## AIM
Below are entries; tally how many lines hold the string "和平与发展的时代主题" and answer with only that figure.

Data excerpts:
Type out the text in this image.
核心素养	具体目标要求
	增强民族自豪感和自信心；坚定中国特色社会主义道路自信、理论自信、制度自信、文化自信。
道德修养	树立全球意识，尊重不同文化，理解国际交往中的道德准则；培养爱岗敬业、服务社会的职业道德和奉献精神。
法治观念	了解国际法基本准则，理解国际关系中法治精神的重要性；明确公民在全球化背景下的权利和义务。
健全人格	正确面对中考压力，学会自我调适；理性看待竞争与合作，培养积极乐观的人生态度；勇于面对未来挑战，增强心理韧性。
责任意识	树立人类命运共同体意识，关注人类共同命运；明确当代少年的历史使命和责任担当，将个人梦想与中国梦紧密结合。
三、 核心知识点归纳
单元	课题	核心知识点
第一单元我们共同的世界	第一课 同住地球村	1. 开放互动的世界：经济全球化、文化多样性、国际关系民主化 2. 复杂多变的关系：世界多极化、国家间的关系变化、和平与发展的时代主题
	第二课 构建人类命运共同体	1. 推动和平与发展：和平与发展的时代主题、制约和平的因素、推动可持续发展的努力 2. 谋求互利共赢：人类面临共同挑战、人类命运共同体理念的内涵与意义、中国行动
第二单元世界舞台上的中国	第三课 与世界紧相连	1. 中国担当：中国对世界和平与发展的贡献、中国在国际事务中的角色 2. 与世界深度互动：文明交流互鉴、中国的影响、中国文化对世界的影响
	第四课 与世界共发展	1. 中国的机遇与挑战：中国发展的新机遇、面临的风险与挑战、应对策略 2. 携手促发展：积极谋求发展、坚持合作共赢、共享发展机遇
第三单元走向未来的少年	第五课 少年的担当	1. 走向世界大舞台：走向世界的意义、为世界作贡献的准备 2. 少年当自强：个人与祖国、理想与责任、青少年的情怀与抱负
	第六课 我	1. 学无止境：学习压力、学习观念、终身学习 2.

## CORRECT OUTPUT
2